PROBLEM:
Determine how many lines include the word "Colorado", then give that number and nothing more.

Extracted records:
-- BEGIN --

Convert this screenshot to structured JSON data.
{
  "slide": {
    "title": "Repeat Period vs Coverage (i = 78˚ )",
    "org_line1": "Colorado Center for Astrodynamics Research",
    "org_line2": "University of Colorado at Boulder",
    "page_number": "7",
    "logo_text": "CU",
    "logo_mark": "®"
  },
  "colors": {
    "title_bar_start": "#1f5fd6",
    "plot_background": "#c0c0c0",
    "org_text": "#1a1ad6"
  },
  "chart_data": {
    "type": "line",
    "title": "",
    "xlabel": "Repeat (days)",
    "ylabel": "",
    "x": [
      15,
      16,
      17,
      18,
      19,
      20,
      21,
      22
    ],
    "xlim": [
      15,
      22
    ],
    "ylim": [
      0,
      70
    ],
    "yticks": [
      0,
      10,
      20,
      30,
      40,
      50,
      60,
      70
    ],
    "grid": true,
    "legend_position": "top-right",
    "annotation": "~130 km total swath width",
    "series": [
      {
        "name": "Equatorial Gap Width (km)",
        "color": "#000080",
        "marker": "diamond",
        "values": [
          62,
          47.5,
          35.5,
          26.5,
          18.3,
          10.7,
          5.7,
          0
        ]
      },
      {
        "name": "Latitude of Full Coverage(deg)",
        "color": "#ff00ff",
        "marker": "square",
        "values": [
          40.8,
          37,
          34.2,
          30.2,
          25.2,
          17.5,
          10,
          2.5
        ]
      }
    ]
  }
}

-- END --

SOLUTION TO THIS EXERCISE:
2